__Written exercise__
From the entries below, gather each line containing the word "this".

** start Data to use **

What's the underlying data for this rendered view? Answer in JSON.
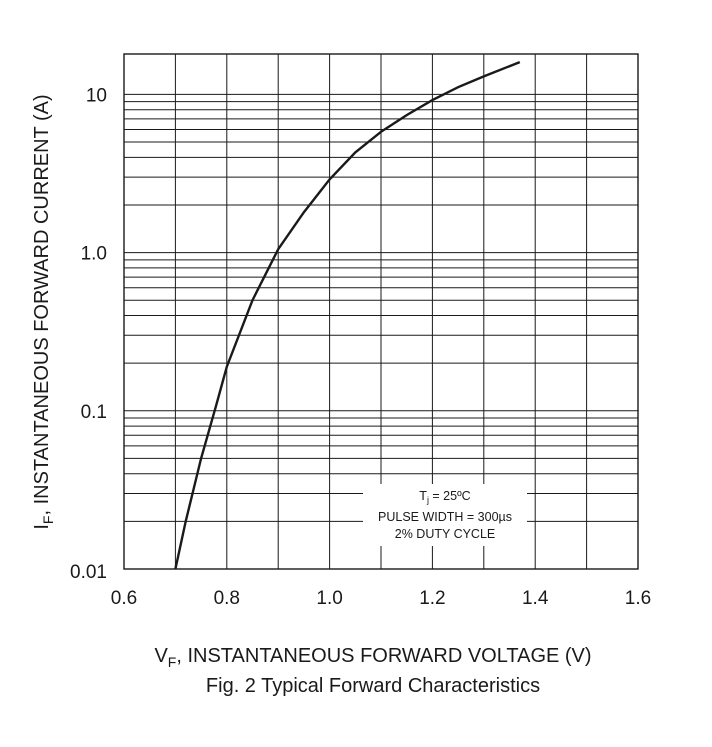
{
  "chart_data": {
    "type": "line",
    "x_scale": "linear",
    "y_scale": "log",
    "xlim": [
      0.6,
      1.6
    ],
    "ylim": [
      0.01,
      18
    ],
    "grid": true,
    "x_ticks": [
      "0.6",
      "0.8",
      "1.0",
      "1.2",
      "1.4",
      "1.6"
    ],
    "y_ticks": [
      "0.01",
      "0.1",
      "1.0",
      "10"
    ],
    "x_tick_values": [
      0.6,
      0.8,
      1.0,
      1.2,
      1.4,
      1.6
    ],
    "y_tick_values": [
      0.01,
      0.1,
      1.0,
      10
    ],
    "xlabel": {
      "main": "V",
      "sub": "F",
      "rest": ", INSTANTANEOUS FORWARD VOLTAGE (V)"
    },
    "ylabel": {
      "main": "I",
      "sub": "F",
      "rest": ", INSTANTANEOUS FORWARD CURRENT (A)"
    },
    "caption": "Fig. 2 Typical Forward Characteristics",
    "annotation": {
      "line1_main": "T",
      "line1_sub": "j",
      "line1_rest": " = 25ºC",
      "line2": "PULSE WIDTH = 300µs",
      "line3": "2% DUTY CYCLE"
    },
    "series": [
      {
        "x": [
          0.7,
          0.72,
          0.75,
          0.78,
          0.8,
          0.85,
          0.9,
          0.95,
          1.0,
          1.05,
          1.1,
          1.15,
          1.2,
          1.25,
          1.3,
          1.37
        ],
        "y": [
          0.01,
          0.02,
          0.05,
          0.11,
          0.19,
          0.5,
          1.05,
          1.8,
          2.9,
          4.3,
          5.8,
          7.4,
          9.2,
          11.1,
          13.0,
          16.0
        ]
      }
    ]
  }
}
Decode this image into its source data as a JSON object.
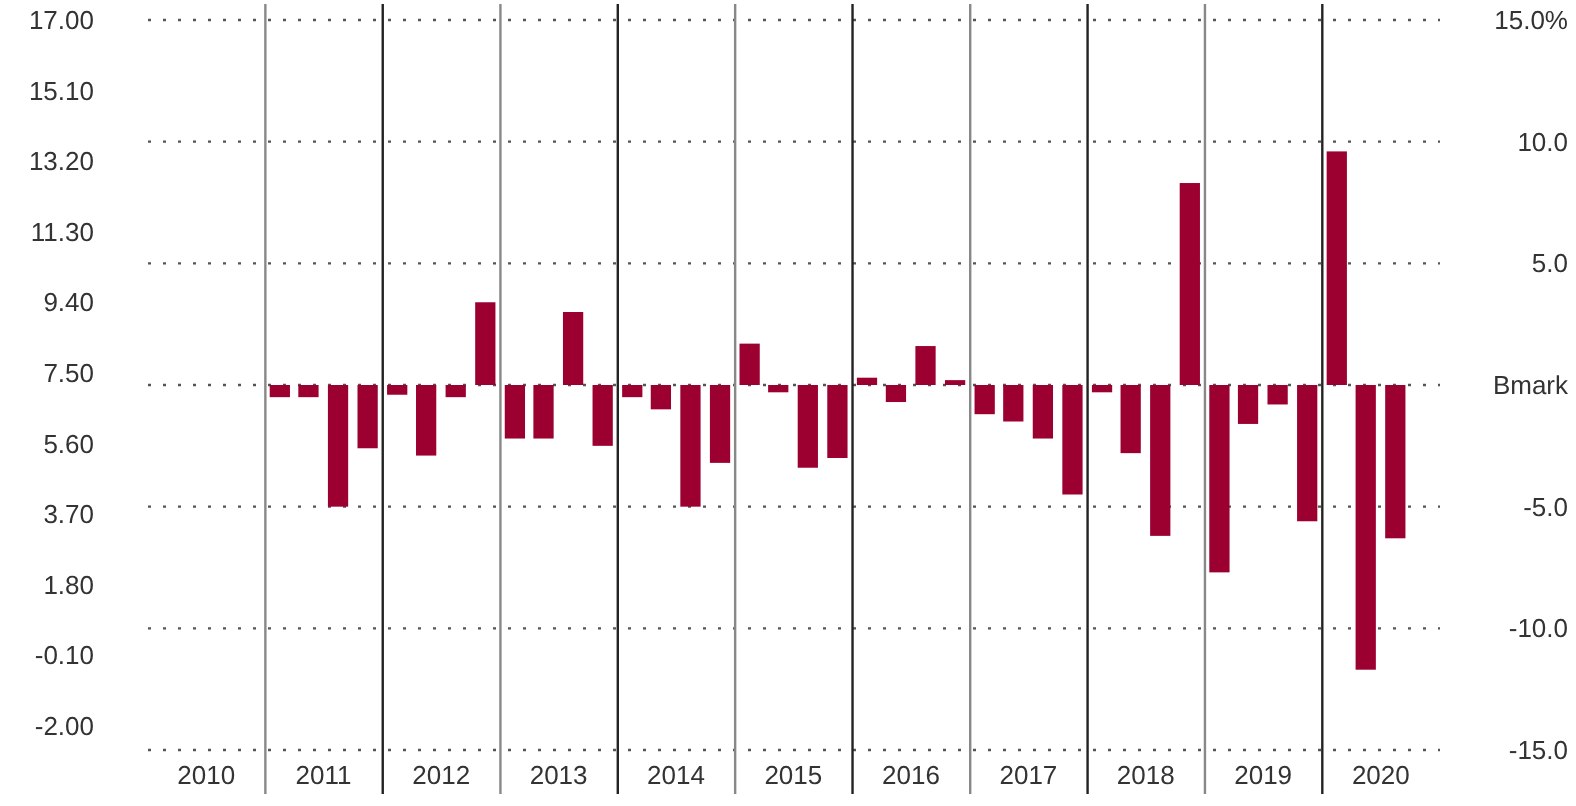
{
  "chart_data": {
    "type": "bar",
    "xlim": [
      "2010-01",
      "2021-01"
    ],
    "xticks": [
      {
        "value": "2010-07",
        "label": "2010"
      },
      {
        "value": "2011-07",
        "label": "2011"
      },
      {
        "value": "2012-07",
        "label": "2012"
      },
      {
        "value": "2013-07",
        "label": "2013"
      },
      {
        "value": "2014-07",
        "label": "2014"
      },
      {
        "value": "2015-07",
        "label": "2015"
      },
      {
        "value": "2016-07",
        "label": "2016"
      },
      {
        "value": "2017-07",
        "label": "2017"
      },
      {
        "value": "2018-07",
        "label": "2018"
      },
      {
        "value": "2019-07",
        "label": "2019"
      },
      {
        "value": "2020-07",
        "label": "2020"
      }
    ],
    "ylim": [
      -2.65,
      17
    ],
    "yticks": [
      {
        "value": 17,
        "label": "17.00"
      },
      {
        "value": 15.1,
        "label": "15.10"
      },
      {
        "value": 13.2,
        "label": "13.20"
      },
      {
        "value": 11.3,
        "label": "11.30"
      },
      {
        "value": 9.4,
        "label": "9.40"
      },
      {
        "value": 7.5,
        "label": "7.50"
      },
      {
        "value": 5.6,
        "label": "5.60"
      },
      {
        "value": 3.7,
        "label": "3.70"
      },
      {
        "value": 1.8,
        "label": "1.80"
      },
      {
        "value": -0.1,
        "label": "-0.10"
      },
      {
        "value": -2,
        "label": "-2.00"
      }
    ],
    "y2lim": [
      -15,
      15
    ],
    "y2ticks": [
      {
        "value": 15,
        "label": "15.0%"
      },
      {
        "value": 10,
        "label": "10.0"
      },
      {
        "value": 5,
        "label": "5.0"
      },
      {
        "value": 0,
        "label": "Bmark"
      },
      {
        "value": -5,
        "label": "-5.0"
      },
      {
        "value": -10,
        "label": "-10.0"
      },
      {
        "value": -15,
        "label": "-15.0"
      }
    ],
    "grid": true,
    "x": [
      "2011-02-15",
      "2011-05-15",
      "2011-08-15",
      "2011-11-15",
      "2012-02-15",
      "2012-05-15",
      "2012-08-15",
      "2012-11-15",
      "2013-02-15",
      "2013-05-15",
      "2013-08-15",
      "2013-11-15",
      "2014-02-15",
      "2014-05-15",
      "2014-08-15",
      "2014-11-15",
      "2015-02-15",
      "2015-05-15",
      "2015-08-15",
      "2015-11-15",
      "2016-02-15",
      "2016-05-15",
      "2016-08-15",
      "2016-11-15",
      "2017-02-15",
      "2017-05-15",
      "2017-08-15",
      "2017-11-15",
      "2018-02-15",
      "2018-05-15",
      "2018-08-15",
      "2018-11-15",
      "2019-02-15",
      "2019-05-15",
      "2019-08-15",
      "2019-11-15",
      "2020-02-15",
      "2020-05-15",
      "2020-08-15"
    ],
    "series": [
      {
        "color": "#9b0031",
        "axis": "y2",
        "values": [
          -0.5,
          -0.5,
          -5.0,
          -2.6,
          -0.4,
          -2.9,
          -0.5,
          3.4,
          -2.2,
          -2.2,
          3.0,
          -2.5,
          -0.5,
          -1.0,
          -5.0,
          -3.2,
          1.7,
          -0.3,
          -3.4,
          -3.0,
          0.3,
          -0.7,
          1.6,
          0.2,
          -1.2,
          -1.5,
          -2.2,
          -4.5,
          -0.3,
          -2.8,
          -6.2,
          8.3,
          -7.7,
          -1.6,
          -0.8,
          -5.6,
          9.6,
          -11.7,
          -6.3
        ]
      }
    ]
  }
}
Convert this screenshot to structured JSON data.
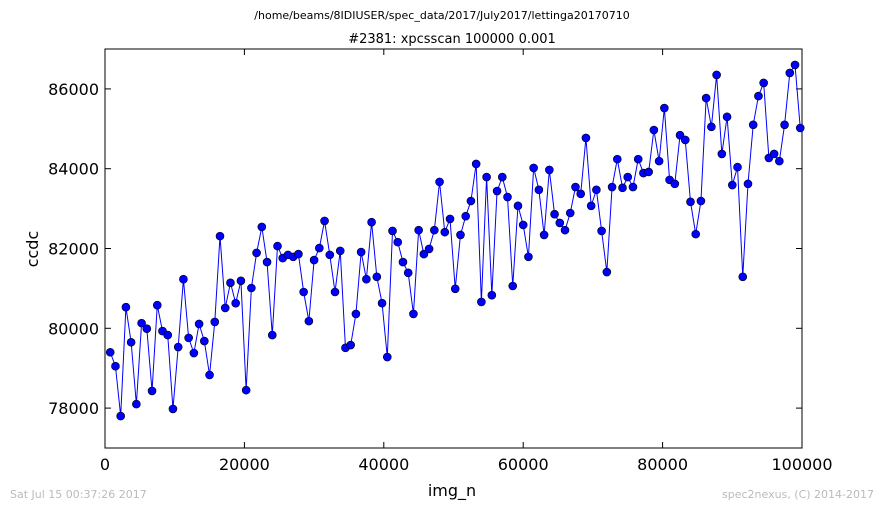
{
  "page": {
    "path": "/home/beams/8IDIUSER/spec_data/2017/July2017/lettinga20170710",
    "timestamp": "Sat Jul 15 00:37:26 2017",
    "credit": "spec2nexus, (C) 2014-2017"
  },
  "chart_data": {
    "type": "line",
    "title": "#2381: xpcsscan 100000 0.001",
    "x_label": "img_n",
    "y_label": "ccdc",
    "xlim": [
      0,
      100000
    ],
    "xticks": [
      0,
      20000,
      40000,
      60000,
      80000,
      100000
    ],
    "ylim": [
      77000,
      87000
    ],
    "yticks": [
      78000,
      80000,
      82000,
      84000,
      86000
    ],
    "x": [
      750,
      1500,
      2250,
      3000,
      3750,
      4500,
      5250,
      6000,
      6750,
      7500,
      8250,
      9000,
      9750,
      10500,
      11250,
      12000,
      12750,
      13500,
      14250,
      15000,
      15750,
      16500,
      17250,
      18000,
      18750,
      19500,
      20250,
      21000,
      21750,
      22500,
      23250,
      24000,
      24750,
      25500,
      26250,
      27000,
      27750,
      28500,
      29250,
      30000,
      30750,
      31500,
      32250,
      33000,
      33750,
      34500,
      35250,
      36000,
      36750,
      37500,
      38250,
      39000,
      39750,
      40500,
      41250,
      42000,
      42750,
      43500,
      44250,
      45000,
      45750,
      46500,
      47250,
      48000,
      48750,
      49500,
      50250,
      51000,
      51750,
      52500,
      53250,
      54000,
      54750,
      55500,
      56250,
      57000,
      57750,
      58500,
      59250,
      60000,
      60750,
      61500,
      62250,
      63000,
      63750,
      64500,
      65250,
      66000,
      66750,
      67500,
      68250,
      69000,
      69750,
      70500,
      71250,
      72000,
      72750,
      73500,
      74250,
      75000,
      75750,
      76500,
      77250,
      78000,
      78750,
      79500,
      80250,
      81000,
      81750,
      82500,
      83250,
      84000,
      84750,
      85500,
      86250,
      87000,
      87750,
      88500,
      89250,
      90000,
      90750,
      91500,
      92250,
      93000,
      93750,
      94500,
      95250,
      96000,
      96750,
      97500,
      98250,
      99000,
      99750
    ],
    "series": [
      {
        "name": "ccdc",
        "color": "#0000ff",
        "values": [
          79400,
          79050,
          77800,
          80530,
          79650,
          78100,
          80130,
          79990,
          78430,
          80580,
          79930,
          79830,
          77980,
          79530,
          81230,
          79760,
          79380,
          80110,
          79680,
          78830,
          80160,
          82310,
          80510,
          81140,
          80630,
          81190,
          78450,
          81010,
          81890,
          82540,
          81660,
          79830,
          82060,
          81760,
          81840,
          81790,
          81860,
          80910,
          80180,
          81710,
          82010,
          82690,
          81840,
          80910,
          81940,
          79510,
          79580,
          80360,
          81910,
          81230,
          82660,
          81290,
          80630,
          79280,
          82440,
          82160,
          81660,
          81390,
          80360,
          82460,
          81860,
          81990,
          82460,
          83670,
          82410,
          82740,
          80990,
          82340,
          82810,
          83190,
          84120,
          80660,
          83790,
          80830,
          83440,
          83790,
          83290,
          81060,
          83070,
          82590,
          81790,
          84020,
          83470,
          82340,
          83970,
          82860,
          82640,
          82460,
          82890,
          83540,
          83370,
          84770,
          83070,
          83470,
          82440,
          81410,
          83540,
          84240,
          83520,
          83790,
          83540,
          84240,
          83890,
          83920,
          84970,
          84190,
          85520,
          83720,
          83620,
          84840,
          84720,
          83170,
          82360,
          83190,
          85770,
          85050,
          86350,
          84370,
          85300,
          83590,
          84040,
          81290,
          83620,
          85100,
          85820,
          86150,
          84270,
          84370,
          84190,
          85100,
          86400,
          86600,
          85020
        ]
      }
    ]
  }
}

** end Data to use **

__Correct answer__
What's the underlying data for this rendered view? Answer in JSON.
Decode this image into its source data as a JSON object.
Convert this screenshot to structured JSON data.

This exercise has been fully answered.